- _WHAT YOU SHOULD DO_
Give back all the data exactly, line by line.

- _DATASET ROWS_
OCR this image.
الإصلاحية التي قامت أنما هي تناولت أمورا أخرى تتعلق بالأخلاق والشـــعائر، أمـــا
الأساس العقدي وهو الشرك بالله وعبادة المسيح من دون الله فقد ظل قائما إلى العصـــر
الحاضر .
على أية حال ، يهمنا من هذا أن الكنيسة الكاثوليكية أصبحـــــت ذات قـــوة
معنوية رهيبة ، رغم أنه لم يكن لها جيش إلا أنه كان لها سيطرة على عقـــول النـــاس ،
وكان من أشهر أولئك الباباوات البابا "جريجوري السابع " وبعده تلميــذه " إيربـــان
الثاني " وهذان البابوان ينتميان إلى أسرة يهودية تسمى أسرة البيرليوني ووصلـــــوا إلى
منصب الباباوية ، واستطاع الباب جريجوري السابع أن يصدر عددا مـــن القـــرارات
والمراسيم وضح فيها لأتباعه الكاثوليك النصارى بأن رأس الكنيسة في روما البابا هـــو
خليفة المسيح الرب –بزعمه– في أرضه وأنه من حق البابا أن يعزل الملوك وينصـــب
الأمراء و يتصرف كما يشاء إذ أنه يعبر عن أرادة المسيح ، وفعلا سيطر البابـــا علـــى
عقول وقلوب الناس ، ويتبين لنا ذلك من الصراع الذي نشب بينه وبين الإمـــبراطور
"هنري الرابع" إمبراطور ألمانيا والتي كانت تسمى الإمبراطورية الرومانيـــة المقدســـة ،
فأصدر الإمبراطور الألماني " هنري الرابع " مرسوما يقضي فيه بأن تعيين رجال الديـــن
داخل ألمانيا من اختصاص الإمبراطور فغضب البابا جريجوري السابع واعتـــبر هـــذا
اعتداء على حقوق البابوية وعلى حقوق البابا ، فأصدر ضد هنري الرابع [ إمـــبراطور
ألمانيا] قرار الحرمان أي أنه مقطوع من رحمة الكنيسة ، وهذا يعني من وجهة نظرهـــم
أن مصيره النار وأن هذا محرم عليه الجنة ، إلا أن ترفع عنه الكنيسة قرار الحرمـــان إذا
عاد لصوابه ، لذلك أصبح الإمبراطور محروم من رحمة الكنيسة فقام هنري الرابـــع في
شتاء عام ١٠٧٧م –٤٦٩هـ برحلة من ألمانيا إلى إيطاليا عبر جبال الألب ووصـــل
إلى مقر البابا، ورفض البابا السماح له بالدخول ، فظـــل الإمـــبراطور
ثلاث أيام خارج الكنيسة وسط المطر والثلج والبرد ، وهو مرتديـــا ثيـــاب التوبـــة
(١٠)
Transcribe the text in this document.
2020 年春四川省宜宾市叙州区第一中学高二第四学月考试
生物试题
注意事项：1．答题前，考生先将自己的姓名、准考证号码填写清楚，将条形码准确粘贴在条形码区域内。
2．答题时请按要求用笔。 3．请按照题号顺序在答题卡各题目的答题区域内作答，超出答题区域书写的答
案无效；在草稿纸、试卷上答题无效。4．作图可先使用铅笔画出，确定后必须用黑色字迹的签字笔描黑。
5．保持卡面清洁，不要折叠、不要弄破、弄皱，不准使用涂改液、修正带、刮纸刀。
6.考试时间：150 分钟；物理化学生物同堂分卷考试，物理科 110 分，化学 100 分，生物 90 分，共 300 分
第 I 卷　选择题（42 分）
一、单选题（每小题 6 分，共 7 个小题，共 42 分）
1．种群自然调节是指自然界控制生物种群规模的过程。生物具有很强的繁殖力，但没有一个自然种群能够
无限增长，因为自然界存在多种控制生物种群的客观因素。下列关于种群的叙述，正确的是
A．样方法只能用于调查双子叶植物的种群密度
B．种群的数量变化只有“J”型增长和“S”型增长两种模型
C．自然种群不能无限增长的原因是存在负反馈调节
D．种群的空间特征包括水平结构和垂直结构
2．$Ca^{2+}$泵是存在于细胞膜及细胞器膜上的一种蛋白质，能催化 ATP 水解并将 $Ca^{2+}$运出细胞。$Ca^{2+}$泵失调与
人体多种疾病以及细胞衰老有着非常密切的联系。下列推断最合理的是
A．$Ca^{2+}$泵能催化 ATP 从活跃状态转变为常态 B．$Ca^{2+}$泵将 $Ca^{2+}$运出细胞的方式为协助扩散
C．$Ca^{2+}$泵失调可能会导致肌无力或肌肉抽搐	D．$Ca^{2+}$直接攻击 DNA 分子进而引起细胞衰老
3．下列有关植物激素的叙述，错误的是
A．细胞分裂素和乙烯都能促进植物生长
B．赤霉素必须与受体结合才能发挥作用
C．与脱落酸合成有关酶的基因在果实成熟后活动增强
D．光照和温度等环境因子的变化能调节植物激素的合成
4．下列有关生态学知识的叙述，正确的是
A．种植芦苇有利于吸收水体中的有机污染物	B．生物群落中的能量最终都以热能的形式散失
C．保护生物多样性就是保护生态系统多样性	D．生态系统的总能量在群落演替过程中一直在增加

- _TASK SOLUTION_
OCR this image.
الإصلاحية التي قامت أنما هي تناولت أمورا أخرى تتعلق بالأخلاق والشـــعائر، أمـــا
الأساس العقدي وهو الشرك بالله وعبادة المسيح من دون الله فقد ظل قائما إلى العصـــر
الحاضر .
على أية حال ، يهمنا من هذا أن الكنيسة الكاثوليكية أصبحـــــت ذات قـــوة
معنوية رهيبة ، رغم أنه لم يكن لها جيش إلا أنه كان لها سيطرة على عقـــول النـــاس ،
وكان من أشهر أولئك الباباوات البابا "جريجوري السابع " وبعده تلميــذه " إيربـــان
الثاني " وهذان البابوان ينتميان إلى أسرة يهودية تسمى أسرة البيرليوني ووصلـــــوا إلى
منصب الباباوية ، واستطاع الباب جريجوري السابع أن يصدر عددا مـــن القـــرارات
والمراسيم وضح فيها لأتباعه الكاثوليك النصارى بأن رأس الكنيسة في روما البابا هـــو
خليفة المسيح الرب –بزعمه– في أرضه وأنه من حق البابا أن يعزل الملوك وينصـــب
الأمراء و يتصرف كما يشاء إذ أنه يعبر عن أرادة المسيح ، وفعلا سيطر البابـــا علـــى
عقول وقلوب الناس ، ويتبين لنا ذلك من الصراع الذي نشب بينه وبين الإمـــبراطور
"هنري الرابع" إمبراطور ألمانيا والتي كانت تسمى الإمبراطورية الرومانيـــة المقدســـة ،
فأصدر الإمبراطور الألماني " هنري الرابع " مرسوما يقضي فيه بأن تعيين رجال الديـــن
داخل ألمانيا من اختصاص الإمبراطور فغضب البابا جريجوري السابع واعتـــبر هـــذا
اعتداء على حقوق البابوية وعلى حقوق البابا ، فأصدر ضد هنري الرابع [ إمـــبراطور
ألمانيا] قرار الحرمان أي أنه مقطوع من رحمة الكنيسة ، وهذا يعني من وجهة نظرهـــم
أن مصيره النار وأن هذا محرم عليه الجنة ، إلا أن ترفع عنه الكنيسة قرار الحرمـــان إذا
عاد لصوابه ، لذلك أصبح الإمبراطور محروم من رحمة الكنيسة فقام هنري الرابـــع في
شتاء عام ١٠٧٧م –٤٦٩هـ برحلة من ألمانيا إلى إيطاليا عبر جبال الألب ووصـــل
إلى مقر البابا، ورفض البابا السماح له بالدخول ، فظـــل الإمـــبراطور
ثلاث أيام خارج الكنيسة وسط المطر والثلج والبرد ، وهو مرتديـــا ثيـــاب التوبـــة
(١٠)
Transcribe the text in this document.
2020 年春四川省宜宾市叙州区第一中学高二第四学月考试
生物试题
注意事项：1．答题前，考生先将自己的姓名、准考证号码填写清楚，将条形码准确粘贴在条形码区域内。
2．答题时请按要求用笔。 3．请按照题号顺序在答题卡各题目的答题区域内作答，超出答题区域书写的答
案无效；在草稿纸、试卷上答题无效。4．作图可先使用铅笔画出，确定后必须用黑色字迹的签字笔描黑。
5．保持卡面清洁，不要折叠、不要弄破、弄皱，不准使用涂改液、修正带、刮纸刀。
6.考试时间：150 分钟；物理化学生物同堂分卷考试，物理科 110 分，化学 100 分，生物 90 分，共 300 分
第 I 卷　选择题（42 分）
一、单选题（每小题 6 分，共 7 个小题，共 42 分）
1．种群自然调节是指自然界控制生物种群规模的过程。生物具有很强的繁殖力，但没有一个自然种群能够
无限增长，因为自然界存在多种控制生物种群的客观因素。下列关于种群的叙述，正确的是
A．样方法只能用于调查双子叶植物的种群密度
B．种群的数量变化只有“J”型增长和“S”型增长两种模型
C．自然种群不能无限增长的原因是存在负反馈调节
D．种群的空间特征包括水平结构和垂直结构
2．$Ca^{2+}$泵是存在于细胞膜及细胞器膜上的一种蛋白质，能催化 ATP 水解并将 $Ca^{2+}$运出细胞。$Ca^{2+}$泵失调与
人体多种疾病以及细胞衰老有着非常密切的联系。下列推断最合理的是
A．$Ca^{2+}$泵能催化 ATP 从活跃状态转变为常态 B．$Ca^{2+}$泵将 $Ca^{2+}$运出细胞的方式为协助扩散
C．$Ca^{2+}$泵失调可能会导致肌无力或肌肉抽搐	D．$Ca^{2+}$直接攻击 DNA 分子进而引起细胞衰老
3．下列有关植物激素的叙述，错误的是
A．细胞分裂素和乙烯都能促进植物生长
B．赤霉素必须与受体结合才能发挥作用
C．与脱落酸合成有关酶的基因在果实成熟后活动增强
D．光照和温度等环境因子的变化能调节植物激素的合成
4．下列有关生态学知识的叙述，正确的是
A．种植芦苇有利于吸收水体中的有机污染物	B．生物群落中的能量最终都以热能的形式散失
C．保护生物多样性就是保护生态系统多样性	D．生态系统的总能量在群落演替过程中一直在增加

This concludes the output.